◆ Stated task
Count, in the entries below, the lines in which "НИОКР" occurs. Give the number, nothing more.

- - -

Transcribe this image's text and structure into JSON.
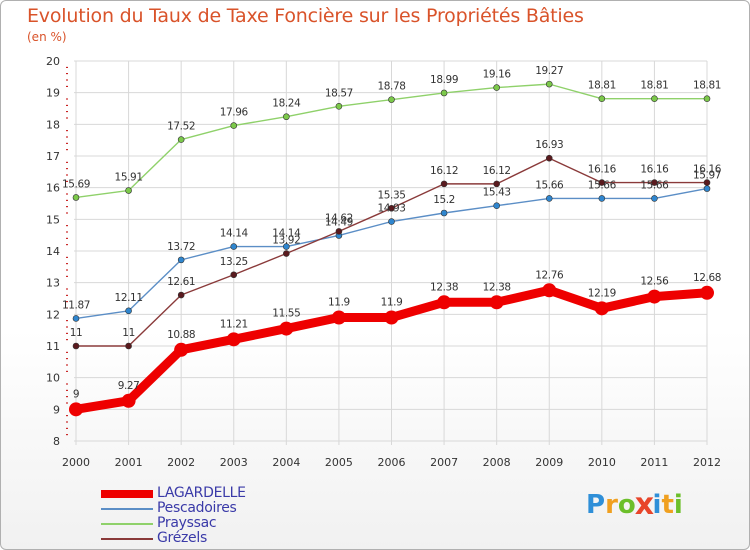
{
  "title": "Evolution du Taux de Taxe Foncière sur les Propriétés Bâties",
  "unit_label": "(en %)",
  "logo": {
    "letters": [
      {
        "ch": "P",
        "color": "#2f8fd8"
      },
      {
        "ch": "r",
        "color": "#f0a020"
      },
      {
        "ch": "o",
        "color": "#6cbf2a"
      },
      {
        "ch": "x",
        "color": "#e8452a"
      },
      {
        "ch": "i",
        "color": "#2f8fd8"
      },
      {
        "ch": "t",
        "color": "#f0a020"
      },
      {
        "ch": "i",
        "color": "#6cbf2a"
      }
    ]
  },
  "chart_data": {
    "type": "line",
    "title": "Evolution du Taux de Taxe Foncière sur les Propriétés Bâties",
    "ylabel": "(en %)",
    "xlabel": "",
    "x": [
      "2000",
      "2001",
      "2002",
      "2003",
      "2004",
      "2005",
      "2006",
      "2007",
      "2008",
      "2009",
      "2010",
      "2011",
      "2012"
    ],
    "ylim": [
      8,
      20
    ],
    "yticks": [
      8,
      9,
      10,
      11,
      12,
      13,
      14,
      15,
      16,
      17,
      18,
      19,
      20
    ],
    "grid": true,
    "legend_position": "bottom-left",
    "series": [
      {
        "name": "LAGARDELLE",
        "color": "#ee0000",
        "emphasis": true,
        "values": [
          9,
          9.27,
          10.88,
          11.21,
          11.55,
          11.9,
          11.9,
          12.38,
          12.38,
          12.76,
          12.19,
          12.56,
          12.68
        ],
        "labels": [
          "9",
          "9.27",
          "10.88",
          "11.21",
          "11.55",
          "11.9",
          "11.9",
          "12.38",
          "12.38",
          "12.76",
          "12.19",
          "12.56",
          "12.68"
        ]
      },
      {
        "name": "Pescadoires",
        "color": "#5b8ec6",
        "marker": "#2f86cf",
        "values": [
          11.87,
          12.11,
          13.72,
          14.14,
          14.14,
          14.49,
          14.93,
          15.2,
          15.43,
          15.66,
          15.66,
          15.66,
          15.97
        ],
        "labels": [
          "11.87",
          "12.11",
          "13.72",
          "14.14",
          "14.14",
          "14.49",
          "14.93",
          "15.2",
          "15.43",
          "15.66",
          "15.66",
          "15.66",
          "15.97"
        ]
      },
      {
        "name": "Prayssac",
        "color": "#8fd16a",
        "marker": "#7cc94a",
        "values": [
          15.69,
          15.91,
          17.52,
          17.96,
          18.24,
          18.57,
          18.78,
          18.99,
          19.16,
          19.27,
          18.81,
          18.81,
          18.81
        ],
        "labels": [
          "15.69",
          "15.91",
          "17.52",
          "17.96",
          "18.24",
          "18.57",
          "18.78",
          "18.99",
          "19.16",
          "19.27",
          "18.81",
          "18.81",
          "18.81"
        ]
      },
      {
        "name": "Grézels",
        "color": "#8a3a3a",
        "marker": "#5a1a1e",
        "values": [
          11,
          11,
          12.61,
          13.25,
          13.92,
          14.62,
          15.35,
          16.12,
          16.12,
          16.93,
          16.16,
          16.16,
          16.16
        ],
        "labels": [
          "11",
          "11",
          "12.61",
          "13.25",
          "13.92",
          "14.62",
          "15.35",
          "16.12",
          "16.12",
          "16.93",
          "16.16",
          "16.16",
          "16.16"
        ]
      }
    ]
  }
}
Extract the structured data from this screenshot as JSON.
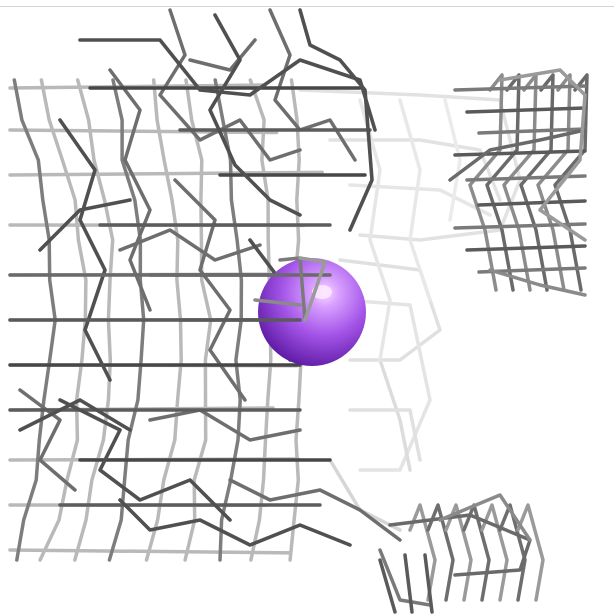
{
  "scene": {
    "background": "#ffffff",
    "mesh": {
      "dark": "#4a4a4a",
      "mid": "#7d7d7d",
      "light": "#b9b9b9",
      "faint": "#dedede"
    },
    "ion": {
      "color": "#a455e8",
      "highlight": "#f1c6ff",
      "shade": "#6a1fb0"
    }
  }
}
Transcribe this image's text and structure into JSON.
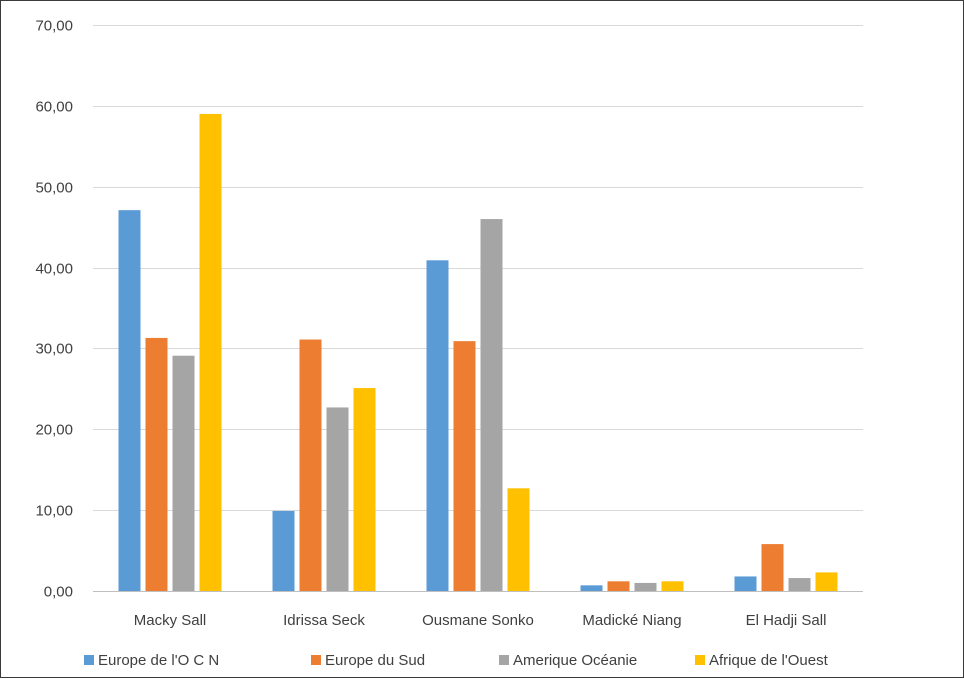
{
  "chart_data": {
    "type": "bar",
    "title": "",
    "xlabel": "",
    "ylabel": "",
    "categories": [
      "Macky Sall",
      "Idrissa Seck",
      "Ousmane Sonko",
      "Madické Niang",
      "El Hadji Sall"
    ],
    "series": [
      {
        "name": "Europe de l'O C N",
        "color": "#5B9BD5",
        "values": [
          47.1,
          9.9,
          40.9,
          0.7,
          1.8
        ]
      },
      {
        "name": "Europe du Sud",
        "color": "#ED7D31",
        "values": [
          31.3,
          31.1,
          30.9,
          1.2,
          5.8
        ]
      },
      {
        "name": "Amerique Océanie",
        "color": "#A5A5A5",
        "values": [
          29.1,
          22.7,
          46.0,
          1.0,
          1.6
        ]
      },
      {
        "name": "Afrique de l'Ouest",
        "color": "#FFC000",
        "values": [
          59.0,
          25.1,
          12.7,
          1.2,
          2.3
        ]
      }
    ],
    "ylim": [
      0,
      70
    ],
    "yticks": [
      "0,00",
      "10,00",
      "20,00",
      "30,00",
      "40,00",
      "50,00",
      "60,00",
      "70,00"
    ],
    "grid": true,
    "legend": "bottom"
  }
}
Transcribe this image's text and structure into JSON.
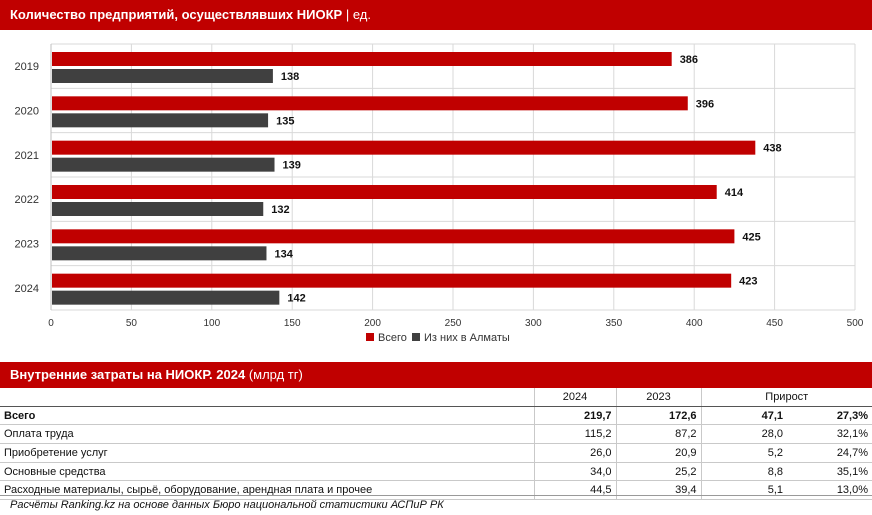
{
  "chart_data": {
    "type": "bar",
    "orientation": "horizontal",
    "title": "Количество предприятий, осуществлявших НИОКР",
    "title_unit": "| ед.",
    "categories": [
      "2019",
      "2020",
      "2021",
      "2022",
      "2023",
      "2024"
    ],
    "series": [
      {
        "name": "Всего",
        "color": "#c00000",
        "values": [
          386,
          396,
          438,
          414,
          425,
          423
        ]
      },
      {
        "name": "Из них в Алматы",
        "color": "#404040",
        "values": [
          138,
          135,
          139,
          132,
          134,
          142
        ]
      }
    ],
    "xlim": [
      0,
      500
    ],
    "xticks": [
      0,
      50,
      100,
      150,
      200,
      250,
      300,
      350,
      400,
      450,
      500
    ],
    "grid": true,
    "legend_position": "bottom"
  },
  "table": {
    "title": "Внутренние затраты на НИОКР. 2024",
    "unit": "(млрд тг)",
    "headers": [
      "2024",
      "2023",
      "Прирост"
    ],
    "rows": [
      {
        "label": "Всего",
        "v2024": "219,7",
        "v2023": "172,6",
        "abs": "47,1",
        "pct": "27,3%"
      },
      {
        "label": "Оплата труда",
        "v2024": "115,2",
        "v2023": "87,2",
        "abs": "28,0",
        "pct": "32,1%"
      },
      {
        "label": "Приобретение услуг",
        "v2024": "26,0",
        "v2023": "20,9",
        "abs": "5,2",
        "pct": "24,7%"
      },
      {
        "label": "Основные средства",
        "v2024": "34,0",
        "v2023": "25,2",
        "abs": "8,8",
        "pct": "35,1%"
      },
      {
        "label": "Расходные материалы, сырьё, оборудование, арендная плата и прочее",
        "v2024": "44,5",
        "v2023": "39,4",
        "abs": "5,1",
        "pct": "13,0%"
      }
    ]
  },
  "footer": "Расчёты Ranking.kz на основе данных Бюро национальной статистики АСПиР РК"
}
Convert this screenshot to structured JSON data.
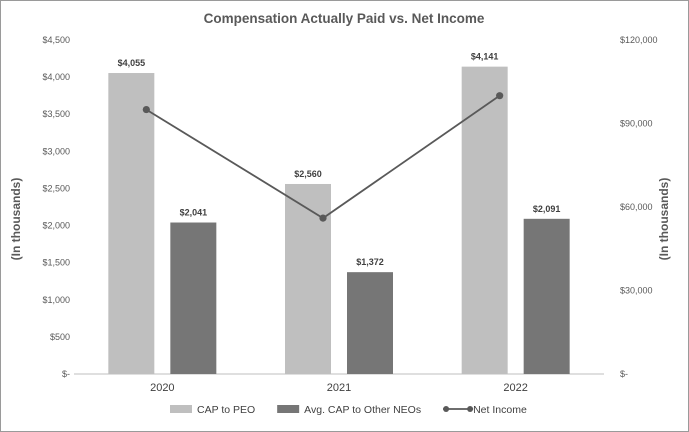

- - -

◆ Answer to the exercise
2